WHAT YOU HAVE TO DO ▸ Gather every line below where "unit" appears.

□ □ □ □ □

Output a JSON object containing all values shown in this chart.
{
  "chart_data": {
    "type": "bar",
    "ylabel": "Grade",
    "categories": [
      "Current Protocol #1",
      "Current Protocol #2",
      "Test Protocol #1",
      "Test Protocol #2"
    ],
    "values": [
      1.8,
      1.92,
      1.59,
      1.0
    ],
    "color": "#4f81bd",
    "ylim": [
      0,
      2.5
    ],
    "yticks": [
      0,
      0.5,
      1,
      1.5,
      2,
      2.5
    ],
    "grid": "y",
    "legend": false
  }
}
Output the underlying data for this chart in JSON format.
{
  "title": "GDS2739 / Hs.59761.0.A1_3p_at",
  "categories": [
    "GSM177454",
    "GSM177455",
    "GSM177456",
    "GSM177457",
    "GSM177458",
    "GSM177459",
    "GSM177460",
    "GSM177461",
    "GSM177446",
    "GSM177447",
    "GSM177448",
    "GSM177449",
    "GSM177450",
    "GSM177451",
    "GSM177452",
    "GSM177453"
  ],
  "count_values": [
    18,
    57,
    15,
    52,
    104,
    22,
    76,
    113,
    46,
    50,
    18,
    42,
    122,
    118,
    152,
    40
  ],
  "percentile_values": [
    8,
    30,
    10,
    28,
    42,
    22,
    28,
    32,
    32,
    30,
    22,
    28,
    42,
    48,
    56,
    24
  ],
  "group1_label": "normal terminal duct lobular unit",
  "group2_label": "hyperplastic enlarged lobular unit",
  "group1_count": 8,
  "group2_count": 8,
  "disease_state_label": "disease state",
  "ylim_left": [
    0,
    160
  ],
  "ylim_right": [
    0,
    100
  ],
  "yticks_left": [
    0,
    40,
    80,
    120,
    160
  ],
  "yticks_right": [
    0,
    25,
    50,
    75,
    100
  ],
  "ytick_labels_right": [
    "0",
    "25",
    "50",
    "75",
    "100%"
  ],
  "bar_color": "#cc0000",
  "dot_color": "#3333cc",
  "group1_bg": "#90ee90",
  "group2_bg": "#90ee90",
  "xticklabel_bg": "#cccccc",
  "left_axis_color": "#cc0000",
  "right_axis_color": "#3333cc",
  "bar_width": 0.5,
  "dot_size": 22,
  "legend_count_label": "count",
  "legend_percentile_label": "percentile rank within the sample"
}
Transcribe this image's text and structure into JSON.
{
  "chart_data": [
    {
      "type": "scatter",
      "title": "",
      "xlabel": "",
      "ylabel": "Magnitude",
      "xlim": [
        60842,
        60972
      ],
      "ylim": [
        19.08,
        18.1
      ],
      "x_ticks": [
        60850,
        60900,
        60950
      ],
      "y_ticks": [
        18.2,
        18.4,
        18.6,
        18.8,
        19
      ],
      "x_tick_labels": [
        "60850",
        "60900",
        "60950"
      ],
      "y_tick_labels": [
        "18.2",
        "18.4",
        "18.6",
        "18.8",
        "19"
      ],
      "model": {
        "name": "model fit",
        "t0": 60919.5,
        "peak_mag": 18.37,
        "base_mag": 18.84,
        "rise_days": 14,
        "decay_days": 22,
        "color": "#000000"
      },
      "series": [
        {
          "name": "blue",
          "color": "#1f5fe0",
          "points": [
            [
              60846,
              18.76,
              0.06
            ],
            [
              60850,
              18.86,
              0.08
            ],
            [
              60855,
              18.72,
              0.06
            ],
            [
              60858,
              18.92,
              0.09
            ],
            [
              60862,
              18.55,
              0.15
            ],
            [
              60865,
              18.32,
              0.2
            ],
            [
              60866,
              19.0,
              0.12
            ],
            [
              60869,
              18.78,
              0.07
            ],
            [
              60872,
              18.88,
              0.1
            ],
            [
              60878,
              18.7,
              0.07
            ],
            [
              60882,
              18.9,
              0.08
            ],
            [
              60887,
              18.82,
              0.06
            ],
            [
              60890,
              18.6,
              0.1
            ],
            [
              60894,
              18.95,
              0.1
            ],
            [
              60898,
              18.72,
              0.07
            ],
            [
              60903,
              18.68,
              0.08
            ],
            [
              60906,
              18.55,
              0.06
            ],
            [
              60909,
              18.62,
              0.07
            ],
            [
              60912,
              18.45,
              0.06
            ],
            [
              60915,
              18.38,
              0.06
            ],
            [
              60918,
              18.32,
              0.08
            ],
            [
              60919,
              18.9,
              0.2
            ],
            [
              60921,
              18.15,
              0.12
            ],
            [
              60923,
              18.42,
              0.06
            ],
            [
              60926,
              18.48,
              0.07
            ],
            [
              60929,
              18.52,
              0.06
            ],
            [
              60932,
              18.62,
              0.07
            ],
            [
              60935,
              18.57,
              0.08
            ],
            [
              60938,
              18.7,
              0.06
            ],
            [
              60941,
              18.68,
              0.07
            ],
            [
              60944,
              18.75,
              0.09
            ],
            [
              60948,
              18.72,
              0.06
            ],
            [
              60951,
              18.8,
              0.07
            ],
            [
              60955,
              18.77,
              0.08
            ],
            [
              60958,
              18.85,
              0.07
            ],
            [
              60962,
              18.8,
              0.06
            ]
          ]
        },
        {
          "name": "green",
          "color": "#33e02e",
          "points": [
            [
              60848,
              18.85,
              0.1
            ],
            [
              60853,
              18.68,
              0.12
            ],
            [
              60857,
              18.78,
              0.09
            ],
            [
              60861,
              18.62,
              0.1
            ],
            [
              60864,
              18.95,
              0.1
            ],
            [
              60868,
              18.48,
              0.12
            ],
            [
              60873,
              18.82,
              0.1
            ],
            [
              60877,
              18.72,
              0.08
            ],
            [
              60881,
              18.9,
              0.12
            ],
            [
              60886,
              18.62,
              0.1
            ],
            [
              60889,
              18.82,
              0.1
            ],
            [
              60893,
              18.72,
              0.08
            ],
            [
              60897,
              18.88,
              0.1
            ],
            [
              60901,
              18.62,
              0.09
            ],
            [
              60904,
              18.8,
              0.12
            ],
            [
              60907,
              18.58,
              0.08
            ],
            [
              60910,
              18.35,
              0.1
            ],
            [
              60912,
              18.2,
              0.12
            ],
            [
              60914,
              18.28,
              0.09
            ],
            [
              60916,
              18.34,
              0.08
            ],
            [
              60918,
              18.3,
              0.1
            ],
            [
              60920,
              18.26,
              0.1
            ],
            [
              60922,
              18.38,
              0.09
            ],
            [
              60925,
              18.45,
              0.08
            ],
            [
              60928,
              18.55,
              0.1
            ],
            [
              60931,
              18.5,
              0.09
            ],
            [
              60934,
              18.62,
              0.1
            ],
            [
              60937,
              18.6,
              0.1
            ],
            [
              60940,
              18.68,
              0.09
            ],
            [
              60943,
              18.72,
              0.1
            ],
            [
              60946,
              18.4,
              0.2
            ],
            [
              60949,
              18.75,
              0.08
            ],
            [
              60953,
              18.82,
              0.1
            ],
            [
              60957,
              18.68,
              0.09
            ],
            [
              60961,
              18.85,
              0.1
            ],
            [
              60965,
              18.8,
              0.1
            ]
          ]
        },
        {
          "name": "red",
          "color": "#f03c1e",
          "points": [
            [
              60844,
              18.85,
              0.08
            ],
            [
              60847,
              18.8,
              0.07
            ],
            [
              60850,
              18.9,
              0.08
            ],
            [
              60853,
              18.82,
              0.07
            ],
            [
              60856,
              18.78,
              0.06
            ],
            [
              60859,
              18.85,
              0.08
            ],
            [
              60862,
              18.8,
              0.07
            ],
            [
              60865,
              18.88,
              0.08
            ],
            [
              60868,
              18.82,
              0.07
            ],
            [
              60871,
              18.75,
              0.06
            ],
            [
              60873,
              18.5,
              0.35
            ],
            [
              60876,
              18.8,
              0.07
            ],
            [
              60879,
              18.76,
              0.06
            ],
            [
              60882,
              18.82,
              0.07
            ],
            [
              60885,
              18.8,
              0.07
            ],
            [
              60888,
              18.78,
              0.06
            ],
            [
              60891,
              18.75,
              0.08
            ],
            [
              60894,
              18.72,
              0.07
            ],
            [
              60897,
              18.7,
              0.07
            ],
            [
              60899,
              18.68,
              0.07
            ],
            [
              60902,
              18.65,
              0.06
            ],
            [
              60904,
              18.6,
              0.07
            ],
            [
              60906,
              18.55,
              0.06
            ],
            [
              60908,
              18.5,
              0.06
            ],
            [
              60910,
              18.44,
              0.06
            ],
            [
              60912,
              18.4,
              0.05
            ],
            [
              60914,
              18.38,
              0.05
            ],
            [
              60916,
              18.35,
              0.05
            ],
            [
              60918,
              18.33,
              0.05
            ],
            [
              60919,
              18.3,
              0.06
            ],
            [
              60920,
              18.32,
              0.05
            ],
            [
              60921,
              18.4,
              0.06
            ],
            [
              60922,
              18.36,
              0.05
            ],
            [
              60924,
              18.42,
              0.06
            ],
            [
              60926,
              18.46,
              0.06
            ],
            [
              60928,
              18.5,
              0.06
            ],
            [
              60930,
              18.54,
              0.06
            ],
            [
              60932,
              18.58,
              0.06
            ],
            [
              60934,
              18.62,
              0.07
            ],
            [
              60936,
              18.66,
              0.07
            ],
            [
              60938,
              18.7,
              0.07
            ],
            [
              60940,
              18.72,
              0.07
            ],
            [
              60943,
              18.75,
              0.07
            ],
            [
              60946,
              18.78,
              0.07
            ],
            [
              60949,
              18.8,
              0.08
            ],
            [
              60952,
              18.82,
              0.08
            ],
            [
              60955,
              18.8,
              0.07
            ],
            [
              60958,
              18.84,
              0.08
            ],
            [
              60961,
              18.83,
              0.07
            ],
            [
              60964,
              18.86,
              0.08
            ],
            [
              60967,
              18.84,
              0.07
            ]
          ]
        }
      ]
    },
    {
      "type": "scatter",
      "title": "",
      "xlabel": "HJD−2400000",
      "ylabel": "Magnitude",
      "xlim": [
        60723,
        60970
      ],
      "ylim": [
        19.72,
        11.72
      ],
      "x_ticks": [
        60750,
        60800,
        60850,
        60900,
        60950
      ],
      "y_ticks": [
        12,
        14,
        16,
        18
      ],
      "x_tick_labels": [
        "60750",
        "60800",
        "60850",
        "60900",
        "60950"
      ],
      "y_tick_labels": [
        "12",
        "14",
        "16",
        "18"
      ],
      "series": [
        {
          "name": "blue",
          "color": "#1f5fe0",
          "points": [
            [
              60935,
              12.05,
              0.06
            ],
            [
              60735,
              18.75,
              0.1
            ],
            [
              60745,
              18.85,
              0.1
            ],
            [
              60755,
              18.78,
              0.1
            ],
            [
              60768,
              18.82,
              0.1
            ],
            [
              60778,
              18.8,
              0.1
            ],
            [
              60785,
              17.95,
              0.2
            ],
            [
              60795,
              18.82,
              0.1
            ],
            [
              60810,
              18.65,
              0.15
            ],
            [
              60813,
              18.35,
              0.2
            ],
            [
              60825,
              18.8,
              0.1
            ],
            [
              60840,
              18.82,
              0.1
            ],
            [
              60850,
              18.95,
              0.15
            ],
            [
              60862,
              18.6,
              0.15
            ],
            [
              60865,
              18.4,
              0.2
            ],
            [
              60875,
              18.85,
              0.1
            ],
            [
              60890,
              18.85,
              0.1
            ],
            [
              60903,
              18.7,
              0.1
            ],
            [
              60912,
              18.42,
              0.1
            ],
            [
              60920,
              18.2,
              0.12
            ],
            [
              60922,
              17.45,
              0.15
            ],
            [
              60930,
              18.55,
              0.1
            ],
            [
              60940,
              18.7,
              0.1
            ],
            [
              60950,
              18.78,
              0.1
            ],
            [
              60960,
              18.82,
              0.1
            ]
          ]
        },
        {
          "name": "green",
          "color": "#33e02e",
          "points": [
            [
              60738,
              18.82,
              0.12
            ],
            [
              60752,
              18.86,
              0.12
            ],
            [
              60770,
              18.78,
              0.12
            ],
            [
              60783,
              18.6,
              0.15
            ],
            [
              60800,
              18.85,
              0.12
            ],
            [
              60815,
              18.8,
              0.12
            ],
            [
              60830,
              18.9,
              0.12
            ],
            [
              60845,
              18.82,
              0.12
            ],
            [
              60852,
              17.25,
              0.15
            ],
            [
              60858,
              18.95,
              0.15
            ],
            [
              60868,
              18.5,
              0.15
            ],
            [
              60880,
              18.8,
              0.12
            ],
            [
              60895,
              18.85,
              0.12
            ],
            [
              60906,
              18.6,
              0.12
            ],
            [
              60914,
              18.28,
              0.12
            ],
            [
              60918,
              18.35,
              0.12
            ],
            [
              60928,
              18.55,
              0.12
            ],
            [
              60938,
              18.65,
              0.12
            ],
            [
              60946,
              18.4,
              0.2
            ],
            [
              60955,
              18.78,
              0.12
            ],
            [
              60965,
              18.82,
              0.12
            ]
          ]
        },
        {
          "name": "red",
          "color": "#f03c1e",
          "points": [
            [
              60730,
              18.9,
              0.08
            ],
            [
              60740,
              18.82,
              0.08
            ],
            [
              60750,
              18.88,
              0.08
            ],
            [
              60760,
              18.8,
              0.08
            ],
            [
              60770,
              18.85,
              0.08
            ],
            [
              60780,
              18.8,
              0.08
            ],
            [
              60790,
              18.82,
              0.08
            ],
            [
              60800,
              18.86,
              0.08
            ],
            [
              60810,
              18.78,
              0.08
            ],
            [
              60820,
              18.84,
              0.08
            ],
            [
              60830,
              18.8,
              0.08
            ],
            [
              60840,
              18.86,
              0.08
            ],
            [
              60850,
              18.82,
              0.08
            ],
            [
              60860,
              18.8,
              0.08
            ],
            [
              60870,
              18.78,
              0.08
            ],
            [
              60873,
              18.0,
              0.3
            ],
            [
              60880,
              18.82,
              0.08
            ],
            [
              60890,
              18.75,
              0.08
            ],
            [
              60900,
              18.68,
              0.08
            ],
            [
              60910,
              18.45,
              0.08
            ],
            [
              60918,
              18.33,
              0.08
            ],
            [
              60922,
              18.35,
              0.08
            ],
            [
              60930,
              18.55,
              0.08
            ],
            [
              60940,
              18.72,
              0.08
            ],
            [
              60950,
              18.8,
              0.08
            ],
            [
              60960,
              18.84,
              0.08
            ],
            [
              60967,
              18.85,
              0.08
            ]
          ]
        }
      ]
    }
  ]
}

□ □ □ □ □

REPLY ▸
  "group1_label": "normal terminal duct lobular unit",
  "group2_label": "hyperplastic enlarged lobular unit",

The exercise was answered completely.